SET TASK: Search the listing for "study" and copy every line where it appears.

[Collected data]
--- Start ---
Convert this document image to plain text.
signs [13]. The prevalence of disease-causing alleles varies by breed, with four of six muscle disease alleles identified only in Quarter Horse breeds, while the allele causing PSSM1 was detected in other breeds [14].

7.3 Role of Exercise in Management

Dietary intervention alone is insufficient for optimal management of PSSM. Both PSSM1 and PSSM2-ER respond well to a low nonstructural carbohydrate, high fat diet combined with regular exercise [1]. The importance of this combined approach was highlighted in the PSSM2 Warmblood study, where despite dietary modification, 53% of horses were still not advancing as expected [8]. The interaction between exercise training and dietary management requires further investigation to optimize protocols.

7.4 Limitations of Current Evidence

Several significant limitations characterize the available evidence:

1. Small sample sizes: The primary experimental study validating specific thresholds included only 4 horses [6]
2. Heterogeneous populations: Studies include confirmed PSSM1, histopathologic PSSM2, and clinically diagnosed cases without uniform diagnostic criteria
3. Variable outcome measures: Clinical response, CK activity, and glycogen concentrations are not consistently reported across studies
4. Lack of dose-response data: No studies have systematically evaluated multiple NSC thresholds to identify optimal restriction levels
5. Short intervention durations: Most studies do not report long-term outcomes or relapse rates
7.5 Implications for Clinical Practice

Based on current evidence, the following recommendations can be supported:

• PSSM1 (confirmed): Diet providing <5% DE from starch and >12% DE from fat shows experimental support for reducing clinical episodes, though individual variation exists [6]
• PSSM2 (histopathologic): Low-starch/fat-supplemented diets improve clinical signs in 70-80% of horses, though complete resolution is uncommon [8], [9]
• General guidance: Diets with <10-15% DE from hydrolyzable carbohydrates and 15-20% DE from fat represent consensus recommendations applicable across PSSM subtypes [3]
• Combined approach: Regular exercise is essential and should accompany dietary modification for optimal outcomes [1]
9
--- End ---
--- Start ---
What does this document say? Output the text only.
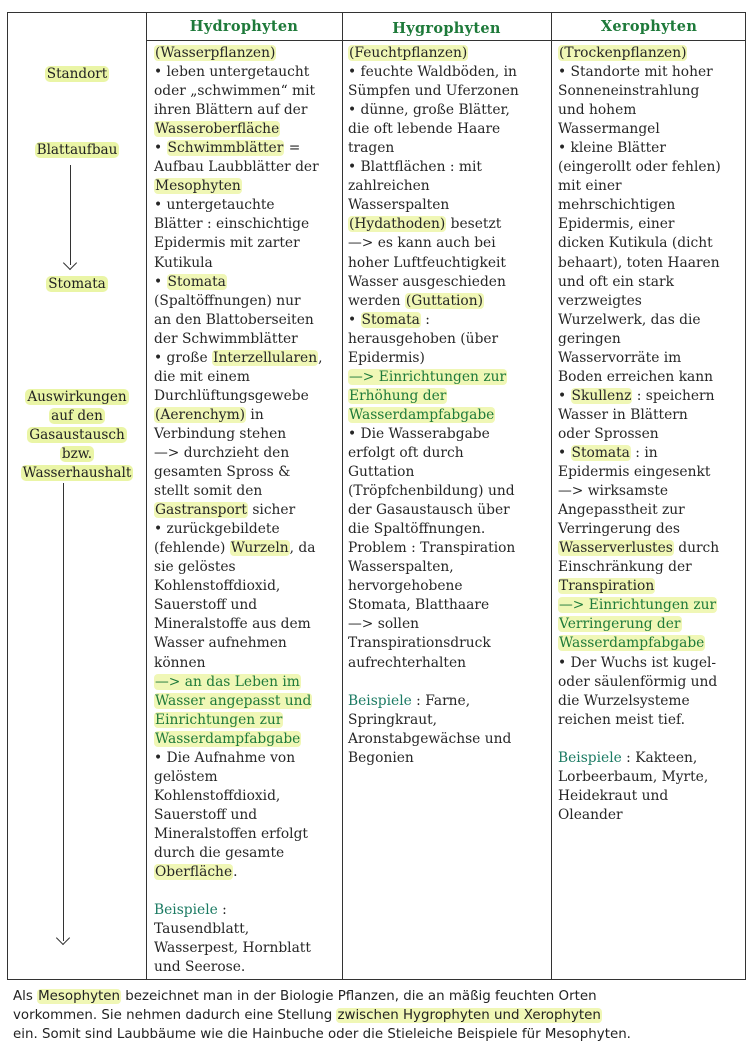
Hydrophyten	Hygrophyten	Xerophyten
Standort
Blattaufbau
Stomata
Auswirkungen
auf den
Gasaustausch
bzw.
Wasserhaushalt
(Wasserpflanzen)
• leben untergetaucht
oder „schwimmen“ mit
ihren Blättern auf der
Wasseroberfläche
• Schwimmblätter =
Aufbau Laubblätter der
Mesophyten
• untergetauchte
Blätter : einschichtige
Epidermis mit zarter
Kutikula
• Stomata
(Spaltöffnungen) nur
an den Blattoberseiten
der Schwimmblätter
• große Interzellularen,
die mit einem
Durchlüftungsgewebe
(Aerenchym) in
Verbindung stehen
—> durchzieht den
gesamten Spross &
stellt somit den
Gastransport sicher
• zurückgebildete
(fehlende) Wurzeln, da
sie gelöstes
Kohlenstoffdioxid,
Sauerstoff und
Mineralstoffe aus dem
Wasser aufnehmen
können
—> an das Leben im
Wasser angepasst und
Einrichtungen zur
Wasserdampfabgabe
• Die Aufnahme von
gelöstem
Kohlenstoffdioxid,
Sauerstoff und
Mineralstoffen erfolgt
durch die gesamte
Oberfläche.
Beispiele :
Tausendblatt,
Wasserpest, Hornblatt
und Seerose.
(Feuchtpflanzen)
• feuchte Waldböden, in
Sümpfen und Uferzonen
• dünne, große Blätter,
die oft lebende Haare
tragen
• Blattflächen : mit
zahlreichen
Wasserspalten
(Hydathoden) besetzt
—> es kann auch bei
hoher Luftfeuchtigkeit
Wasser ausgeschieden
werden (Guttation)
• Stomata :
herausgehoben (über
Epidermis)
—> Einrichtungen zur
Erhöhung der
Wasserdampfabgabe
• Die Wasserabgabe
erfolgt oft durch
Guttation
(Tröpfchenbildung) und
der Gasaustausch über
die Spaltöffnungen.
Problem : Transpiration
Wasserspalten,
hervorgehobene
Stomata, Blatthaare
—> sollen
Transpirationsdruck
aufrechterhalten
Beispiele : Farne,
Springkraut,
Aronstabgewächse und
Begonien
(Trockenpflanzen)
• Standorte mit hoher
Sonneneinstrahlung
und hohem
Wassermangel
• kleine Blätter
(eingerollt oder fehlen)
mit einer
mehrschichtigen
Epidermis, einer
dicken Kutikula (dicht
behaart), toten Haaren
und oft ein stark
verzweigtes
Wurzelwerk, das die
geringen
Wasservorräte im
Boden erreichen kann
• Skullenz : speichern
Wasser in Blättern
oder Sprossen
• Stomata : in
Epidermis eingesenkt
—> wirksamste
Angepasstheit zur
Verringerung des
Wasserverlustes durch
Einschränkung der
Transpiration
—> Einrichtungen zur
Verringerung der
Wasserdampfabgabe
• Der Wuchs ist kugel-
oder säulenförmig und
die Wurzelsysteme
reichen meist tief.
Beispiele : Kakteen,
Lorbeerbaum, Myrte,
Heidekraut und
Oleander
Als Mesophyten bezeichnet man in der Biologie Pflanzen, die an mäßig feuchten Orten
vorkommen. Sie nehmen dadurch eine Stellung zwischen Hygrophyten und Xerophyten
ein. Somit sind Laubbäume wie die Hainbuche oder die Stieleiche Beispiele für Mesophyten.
--- End ---
--- Start ---
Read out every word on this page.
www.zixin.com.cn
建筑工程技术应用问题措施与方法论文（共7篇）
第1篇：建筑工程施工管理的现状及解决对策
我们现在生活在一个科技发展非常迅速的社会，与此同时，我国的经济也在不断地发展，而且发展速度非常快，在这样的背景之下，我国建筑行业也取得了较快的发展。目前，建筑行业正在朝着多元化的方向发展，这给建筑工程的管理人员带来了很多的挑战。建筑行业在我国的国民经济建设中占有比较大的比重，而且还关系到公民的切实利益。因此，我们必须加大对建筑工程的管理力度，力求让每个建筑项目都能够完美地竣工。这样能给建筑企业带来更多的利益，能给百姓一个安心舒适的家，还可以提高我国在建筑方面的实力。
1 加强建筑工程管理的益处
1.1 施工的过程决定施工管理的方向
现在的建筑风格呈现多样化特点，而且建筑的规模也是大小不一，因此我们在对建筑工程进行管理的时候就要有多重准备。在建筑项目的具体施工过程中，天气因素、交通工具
--- End ---
EXERCISE RESULT:
Dietary intervention alone is insufficient for optimal management of PSSM. Both PSSM1 and PSSM2-ER respond well to a low nonstructural carbohydrate, high fat diet combined with regular exercise [1]. The importance of this combined approach was highlighted in the PSSM2 Warmblood study, where despite dietary modification, 53% of horses were still not advancing as expected [8]. The interaction between exercise training and dietary management requires further investigation to optimize protocols.
1. Small sample sizes: The primary experimental study validating specific thresholds included only 4 horses [6]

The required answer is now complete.